● Given text
>>>

0:31:14 > 0:31:17But, as I said earlier, it ends

0:31:17 > 0:31:20in a breathlessly exciting way.

0:31:22 > 0:31:24Wonderfully optimistic and, yeah,

0:31:24 > 0:31:27it's like any great music or any great symphony.

0:31:27 > 0:31:32'I hope we, as performers, take the audience on the journey

0:31:32 > 0:31:33'that we find ourselves on

0:31:33 > 0:31:34'because there's a narrative,

0:31:34 > 0:31:40and each and every one amongst us, I think, brings'

0:31:40 > 0:31:42their personal narrative to this.

0:31:42 > 0:31:44And it is, as you say, it's essentially a message of hope.

<<<

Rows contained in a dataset
>>>

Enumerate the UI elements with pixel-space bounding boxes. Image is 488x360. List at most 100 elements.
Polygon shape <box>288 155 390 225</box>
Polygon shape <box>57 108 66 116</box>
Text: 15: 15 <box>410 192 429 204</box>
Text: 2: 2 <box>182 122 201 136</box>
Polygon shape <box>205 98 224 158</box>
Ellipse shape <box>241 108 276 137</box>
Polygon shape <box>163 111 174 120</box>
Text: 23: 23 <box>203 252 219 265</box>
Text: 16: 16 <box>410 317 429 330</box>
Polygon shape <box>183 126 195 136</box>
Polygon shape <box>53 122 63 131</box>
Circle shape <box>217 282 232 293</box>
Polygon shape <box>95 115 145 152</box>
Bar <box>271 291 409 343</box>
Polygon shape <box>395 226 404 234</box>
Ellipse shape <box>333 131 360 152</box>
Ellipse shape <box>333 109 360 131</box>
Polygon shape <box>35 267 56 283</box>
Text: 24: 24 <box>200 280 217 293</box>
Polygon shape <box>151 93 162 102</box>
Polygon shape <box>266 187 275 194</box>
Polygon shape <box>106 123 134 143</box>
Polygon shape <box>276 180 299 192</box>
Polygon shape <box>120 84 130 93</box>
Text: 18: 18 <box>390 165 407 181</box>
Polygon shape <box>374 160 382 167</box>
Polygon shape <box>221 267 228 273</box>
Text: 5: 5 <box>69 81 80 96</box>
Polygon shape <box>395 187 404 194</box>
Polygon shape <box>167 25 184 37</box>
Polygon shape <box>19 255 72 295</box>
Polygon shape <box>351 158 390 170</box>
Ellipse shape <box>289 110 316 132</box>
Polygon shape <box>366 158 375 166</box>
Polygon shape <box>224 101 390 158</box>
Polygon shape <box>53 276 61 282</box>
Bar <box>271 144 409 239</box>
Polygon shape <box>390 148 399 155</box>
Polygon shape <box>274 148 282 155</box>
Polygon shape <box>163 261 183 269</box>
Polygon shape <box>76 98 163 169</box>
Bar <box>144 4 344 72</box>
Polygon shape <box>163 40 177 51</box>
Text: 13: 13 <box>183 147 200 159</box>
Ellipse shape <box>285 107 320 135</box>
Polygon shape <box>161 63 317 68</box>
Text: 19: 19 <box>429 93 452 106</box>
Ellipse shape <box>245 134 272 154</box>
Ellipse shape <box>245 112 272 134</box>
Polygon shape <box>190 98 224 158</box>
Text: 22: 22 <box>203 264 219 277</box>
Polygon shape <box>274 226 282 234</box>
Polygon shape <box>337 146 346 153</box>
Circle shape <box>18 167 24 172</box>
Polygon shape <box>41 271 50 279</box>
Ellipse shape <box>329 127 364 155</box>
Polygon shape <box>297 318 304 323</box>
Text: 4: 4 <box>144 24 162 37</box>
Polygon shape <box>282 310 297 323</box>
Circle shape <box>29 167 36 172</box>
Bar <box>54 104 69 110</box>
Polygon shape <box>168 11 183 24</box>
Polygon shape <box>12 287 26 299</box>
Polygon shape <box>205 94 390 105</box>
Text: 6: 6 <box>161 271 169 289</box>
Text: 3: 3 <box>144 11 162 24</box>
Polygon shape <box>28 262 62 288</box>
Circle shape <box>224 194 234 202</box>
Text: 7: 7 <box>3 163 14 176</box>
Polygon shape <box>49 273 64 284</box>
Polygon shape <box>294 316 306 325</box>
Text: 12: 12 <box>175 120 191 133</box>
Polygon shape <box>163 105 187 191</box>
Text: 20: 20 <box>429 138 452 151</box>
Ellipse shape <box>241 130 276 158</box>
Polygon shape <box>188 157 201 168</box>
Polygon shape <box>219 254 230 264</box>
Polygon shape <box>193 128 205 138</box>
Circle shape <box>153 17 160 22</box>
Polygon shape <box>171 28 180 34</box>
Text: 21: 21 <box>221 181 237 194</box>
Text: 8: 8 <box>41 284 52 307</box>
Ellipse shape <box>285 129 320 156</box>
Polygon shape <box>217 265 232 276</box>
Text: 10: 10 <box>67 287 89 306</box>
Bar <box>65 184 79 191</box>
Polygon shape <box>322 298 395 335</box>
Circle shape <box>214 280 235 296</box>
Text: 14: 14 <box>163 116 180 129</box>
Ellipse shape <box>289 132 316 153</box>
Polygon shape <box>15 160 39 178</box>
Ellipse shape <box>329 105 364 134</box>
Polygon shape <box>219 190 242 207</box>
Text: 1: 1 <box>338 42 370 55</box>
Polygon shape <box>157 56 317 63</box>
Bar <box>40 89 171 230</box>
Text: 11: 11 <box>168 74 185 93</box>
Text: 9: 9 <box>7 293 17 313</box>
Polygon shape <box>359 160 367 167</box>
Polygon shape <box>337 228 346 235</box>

<<<

● Problem statement
Reproduce the transcript from the words "0:31:32 > 0:31:33'that" through "message of hope.", swapping "narrative" for "story".

● Task output
0:31:32 > 0:31:33'that we find ourselves on

0:31:33 > 0:31:34'because there's a story,

0:31:34 > 0:31:40and each and every one amongst us, I think, brings'

0:31:40 > 0:31:42their personal story to this.

0:31:42 > 0:31:44And it is, as you say, it's essentially a message of hope.